▼

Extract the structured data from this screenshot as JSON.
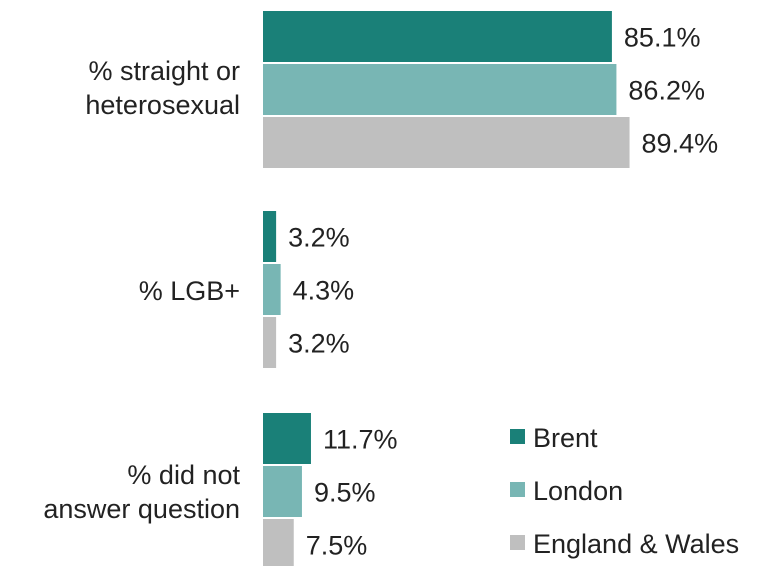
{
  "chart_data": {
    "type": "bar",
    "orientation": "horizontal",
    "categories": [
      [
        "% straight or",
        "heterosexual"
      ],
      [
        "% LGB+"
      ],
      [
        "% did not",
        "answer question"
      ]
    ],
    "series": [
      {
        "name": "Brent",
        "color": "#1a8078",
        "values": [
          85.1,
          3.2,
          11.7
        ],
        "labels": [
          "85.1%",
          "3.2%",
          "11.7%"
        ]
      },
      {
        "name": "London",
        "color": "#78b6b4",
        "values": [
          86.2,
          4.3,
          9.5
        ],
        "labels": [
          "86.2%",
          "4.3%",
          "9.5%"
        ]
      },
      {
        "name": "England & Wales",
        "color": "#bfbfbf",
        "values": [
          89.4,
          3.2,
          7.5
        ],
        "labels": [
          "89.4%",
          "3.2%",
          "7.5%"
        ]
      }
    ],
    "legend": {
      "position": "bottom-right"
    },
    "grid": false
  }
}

▲

# [Required work]
Only lines with the word "color" should be collected from the material.

# [Written reply]
        "color": "#1a8078",
        "color": "#78b6b4",
        "color": "#bfbfbf",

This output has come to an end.